> _Given problem_
Tell me how many lines hold "this", please, using only the number.

[Dataset rows]
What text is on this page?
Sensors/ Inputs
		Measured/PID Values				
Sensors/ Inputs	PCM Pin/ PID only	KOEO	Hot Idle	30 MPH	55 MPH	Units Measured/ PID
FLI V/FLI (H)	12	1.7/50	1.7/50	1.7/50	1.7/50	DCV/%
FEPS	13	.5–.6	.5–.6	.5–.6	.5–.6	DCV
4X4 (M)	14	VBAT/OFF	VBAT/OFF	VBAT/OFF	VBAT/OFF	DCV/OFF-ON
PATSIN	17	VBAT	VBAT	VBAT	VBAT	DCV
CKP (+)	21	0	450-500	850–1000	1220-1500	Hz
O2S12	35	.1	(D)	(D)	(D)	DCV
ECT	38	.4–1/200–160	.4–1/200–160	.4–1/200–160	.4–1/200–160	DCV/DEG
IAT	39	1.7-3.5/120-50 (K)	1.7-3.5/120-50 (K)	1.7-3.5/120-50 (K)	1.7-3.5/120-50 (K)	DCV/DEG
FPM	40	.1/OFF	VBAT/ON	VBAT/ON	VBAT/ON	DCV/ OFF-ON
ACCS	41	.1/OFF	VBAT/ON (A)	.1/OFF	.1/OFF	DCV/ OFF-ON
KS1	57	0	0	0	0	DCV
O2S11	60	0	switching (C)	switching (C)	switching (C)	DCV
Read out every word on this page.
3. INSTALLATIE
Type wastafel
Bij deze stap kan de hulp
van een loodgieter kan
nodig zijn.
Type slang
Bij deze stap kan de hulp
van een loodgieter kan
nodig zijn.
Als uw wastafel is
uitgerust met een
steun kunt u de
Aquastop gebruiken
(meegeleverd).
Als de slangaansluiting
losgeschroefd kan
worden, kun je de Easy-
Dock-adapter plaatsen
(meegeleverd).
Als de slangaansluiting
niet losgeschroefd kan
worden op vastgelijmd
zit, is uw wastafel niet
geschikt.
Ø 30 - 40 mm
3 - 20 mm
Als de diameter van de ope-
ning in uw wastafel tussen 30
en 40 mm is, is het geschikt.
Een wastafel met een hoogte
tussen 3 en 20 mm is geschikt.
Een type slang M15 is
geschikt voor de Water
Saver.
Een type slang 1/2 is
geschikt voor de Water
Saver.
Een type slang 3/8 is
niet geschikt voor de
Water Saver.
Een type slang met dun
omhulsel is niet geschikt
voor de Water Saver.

> _Output of the exercise_
2